● Problem to solve: Only the pictures should be dropped; every line of the data must come back exactly as written.

● Records to process:
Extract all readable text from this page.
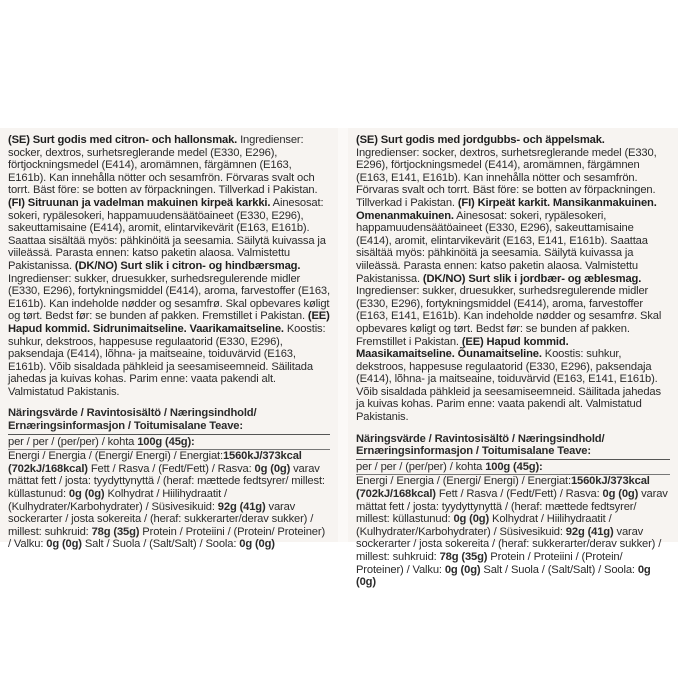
(SE) Surt godis med citron- och hallonsmak. Ingredienser: socker, dextros, surhetsreglerande medel (E330, E296), förtjockningsmedel (E414), aromämnen, färgämnen (E163, E161b). Kan innehålla nötter och sesamfrön. Förvaras svalt och torrt. Bäst före: se botten av förpackningen. Tillverkad i Pakistan. (FI) Sitruunan ja vadelman makuinen kirpeä karkki. Ainesosat: sokeri, rypälesokeri, happamuudensäätöaineet (E330, E296), sakeuttamisaine (E414), aromit, elintarvikevärit (E163, E161b). Saattaa sisältää myös: pähkinöitä ja seesamia. Säilytä kuivassa ja viileässä. Parasta ennen: katso paketin alaosa. Valmistettu Pakistanissa. (DK/NO) Surt slik i citron- og hindbærsmag. Ingredienser: sukker, druesukker, surhedsregulerende midler (E330, E296), fortykningsmiddel (E414), aroma, farvestoffer (E163, E161b). Kan indeholde nødder og sesamfrø. Skal opbevares køligt og tørt. Bedst før: se bunden af pakken. Fremstillet i Pakistan. (EE) Hapud kommid. Sidrunimaitseline. Vaarikamaitseline. Koostis: suhkur, dekstroos, happesuse regulaatorid (E330, E296), paksendaja (E414), lõhna- ja maitseaine, toiduvärvid (E163, E161b). Võib sisaldada pähkleid ja seesamiseemneid. Säilitada jahedas ja kuivas kohas. Parim enne: vaata pakendi alt. Valmistatud Pakistanis.
Näringsvärde / Ravintosisältö / Næringsindhold/ Ernæringsinformasjon / Toitumisalane Teave:
per / per / (per/per) / kohta 100g (45g):
Energi / Energia / (Energi/ Energi) / Energiat:1560kJ/373kcal (702kJ/168kcal) Fett / Rasva / (Fedt/Fett) / Rasva: 0g (0g) varav mättat fett / josta: tyydyttynyttä / (heraf: mættede fedtsyrer/ millest: küllastunud: 0g (0g) Kolhydrat / Hiilihydraatit / (Kulhydrater/Karbohydrater) / Süsivesikuid: 92g (41g) varav sockerarter / josta sokereita / (heraf: sukkerarter/derav sukker) / millest: suhkruid: 78g (35g) Protein / Proteiini / (Protein/ Proteiner) / Valku: 0g (0g) Salt / Suola / (Salt/Salt) / Soola: 0g (0g)
(SE) Surt godis med jordgubbs- och äppelsmak. Ingredienser: socker, dextros, surhetsreglerande medel (E330, E296), förtjockningsmedel (E414), aromämnen, färgämnen (E163, E141, E161b). Kan innehålla nötter och sesamfrön. Förvaras svalt och torrt. Bäst före: se botten av förpackningen. Tillverkad i Pakistan. (FI) Kirpeät karkit. Mansikanmakuinen. Omenanmakuinen. Ainesosat: sokeri, rypälesokeri, happamuudensäätöaineet (E330, E296), sakeuttamisaine (E414), aromit, elintarvikevärit (E163, E141, E161b). Saattaa sisältää myös: pähkinöitä ja seesamia. Säilytä kuivassa ja viileässä. Parasta ennen: katso paketin alaosa. Valmistettu Pakistanissa. (DK/NO) Surt slik i jordbær- og æblesmag. Ingredienser: sukker, druesukker, surhedsregulerende midler (E330, E296), fortykningsmiddel (E414), aroma, farvestoffer (E163, E141, E161b). Kan indeholde nødder og sesamfrø. Skal opbevares køligt og tørt. Bedst før: se bunden af pakken. Fremstillet i Pakistan. (EE) Hapud kommid. Maasikamaitseline. Õunamaitseline. Koostis: suhkur, dekstroos, happesuse regulaatorid (E330, E296), paksendaja (E414), lõhna- ja maitseaine, toiduvärvid (E163, E141, E161b). Võib sisaldada pähkleid ja seesamiseemneid. Säilitada jahedas ja kuivas kohas. Parim enne: vaata pakendi alt. Valmistatud Pakistanis.
Näringsvärde / Ravintosisältö / Næringsindhold/ Ernæringsinformasjon / Toitumisalane Teave:
per / per / (per/per) / kohta 100g (45g):
Energi / Energia / (Energi/ Energi) / Energiat:1560kJ/373kcal (702kJ/168kcal) Fett / Rasva / (Fedt/Fett) / Rasva: 0g (0g) varav mättat fett / josta: tyydyttynyttä / (heraf: mættede fedtsyrer/ millest: küllastunud: 0g (0g) Kolhydrat / Hiilihydraatit / (Kulhydrater/Karbohydrater) / Süsivesikuid: 92g (41g) varav sockerarter / josta sokereita / (heraf: sukkerarter/derav sukker) / millest: suhkruid: 78g (35g) Protein / Proteiini / (Protein/ Proteiner) / Valku: 0g (0g) Salt / Suola / (Salt/Salt) / Soola: 0g (0g)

● Solution to this problem:
Extract all readable text from this page.
(SE) Surt godis med citron- och hallonsmak. Ingredienser: socker, dextros, surhetsreglerande medel (E330, E296), förtjockningsmedel (E414), aromämnen, färgämnen (E163, E161b). Kan innehålla nötter och sesamfrön. Förvaras svalt och torrt. Bäst före: se botten av förpackningen. Tillverkad i Pakistan. (FI) Sitruunan ja vadelman makuinen kirpeä karkki. Ainesosat: sokeri, rypälesokeri, happamuudensäätöaineet (E330, E296), sakeuttamisaine (E414), aromit, elintarvikevärit (E163, E161b). Saattaa sisältää myös: pähkinöitä ja seesamia. Säilytä kuivassa ja viileässä. Parasta ennen: katso paketin alaosa. Valmistettu Pakistanissa. (DK/NO) Surt slik i citron- og hindbærsmag. Ingredienser: sukker, druesukker, surhedsregulerende midler (E330, E296), fortykningsmiddel (E414), aroma, farvestoffer (E163, E161b). Kan indeholde nødder og sesamfrø. Skal opbevares køligt og tørt. Bedst før: se bunden af pakken. Fremstillet i Pakistan. (EE) Hapud kommid. Sidrunimaitseline. Vaarikamaitseline. Koostis: suhkur, dekstroos, happesuse regulaatorid (E330, E296), paksendaja (E414), lõhna- ja maitseaine, toiduvärvid (E163, E161b). Võib sisaldada pähkleid ja seesamiseemneid. Säilitada jahedas ja kuivas kohas. Parim enne: vaata pakendi alt. Valmistatud Pakistanis.
Näringsvärde / Ravintosisältö / Næringsindhold/ Ernæringsinformasjon / Toitumisalane Teave:
per / per / (per/per) / kohta 100g (45g):
Energi / Energia / (Energi/ Energi) / Energiat:1560kJ/373kcal (702kJ/168kcal) Fett / Rasva / (Fedt/Fett) / Rasva: 0g (0g) varav mättat fett / josta: tyydyttynyttä / (heraf: mættede fedtsyrer/ millest: küllastunud: 0g (0g) Kolhydrat / Hiilihydraatit / (Kulhydrater/Karbohydrater) / Süsivesikuid: 92g (41g) varav sockerarter / josta sokereita / (heraf: sukkerarter/derav sukker) / millest: suhkruid: 78g (35g) Protein / Proteiini / (Protein/ Proteiner) / Valku: 0g (0g) Salt / Suola / (Salt/Salt) / Soola: 0g (0g)
(SE) Surt godis med jordgubbs- och äppelsmak. Ingredienser: socker, dextros, surhetsreglerande medel (E330, E296), förtjockningsmedel (E414), aromämnen, färgämnen (E163, E141, E161b). Kan innehålla nötter och sesamfrön. Förvaras svalt och torrt. Bäst före: se botten av förpackningen. Tillverkad i Pakistan. (FI) Kirpeät karkit. Mansikanmakuinen. Omenanmakuinen. Ainesosat: sokeri, rypälesokeri, happamuudensäätöaineet (E330, E296), sakeuttamisaine (E414), aromit, elintarvikevärit (E163, E141, E161b). Saattaa sisältää myös: pähkinöitä ja seesamia. Säilytä kuivassa ja viileässä. Parasta ennen: katso paketin alaosa. Valmistettu Pakistanissa. (DK/NO) Surt slik i jordbær- og æblesmag. Ingredienser: sukker, druesukker, surhedsregulerende midler (E330, E296), fortykningsmiddel (E414), aroma, farvestoffer (E163, E141, E161b). Kan indeholde nødder og sesamfrø. Skal opbevares køligt og tørt. Bedst før: se bunden af pakken. Fremstillet i Pakistan. (EE) Hapud kommid. Maasikamaitseline. Õunamaitseline. Koostis: suhkur, dekstroos, happesuse regulaatorid (E330, E296), paksendaja (E414), lõhna- ja maitseaine, toiduvärvid (E163, E141, E161b). Võib sisaldada pähkleid ja seesamiseemneid. Säilitada jahedas ja kuivas kohas. Parim enne: vaata pakendi alt. Valmistatud Pakistanis.
Näringsvärde / Ravintosisältö / Næringsindhold/ Ernæringsinformasjon / Toitumisalane Teave:
per / per / (per/per) / kohta 100g (45g):
Energi / Energia / (Energi/ Energi) / Energiat:1560kJ/373kcal (702kJ/168kcal) Fett / Rasva / (Fedt/Fett) / Rasva: 0g (0g) varav mättat fett / josta: tyydyttynyttä / (heraf: mættede fedtsyrer/ millest: küllastunud: 0g (0g) Kolhydrat / Hiilihydraatit / (Kulhydrater/Karbohydrater) / Süsivesikuid: 92g (41g) varav sockerarter / josta sokereita / (heraf: sukkerarter/derav sukker) / millest: suhkruid: 78g (35g) Protein / Proteiini / (Protein/ Proteiner) / Valku: 0g (0g) Salt / Suola / (Salt/Salt) / Soola: 0g (0g)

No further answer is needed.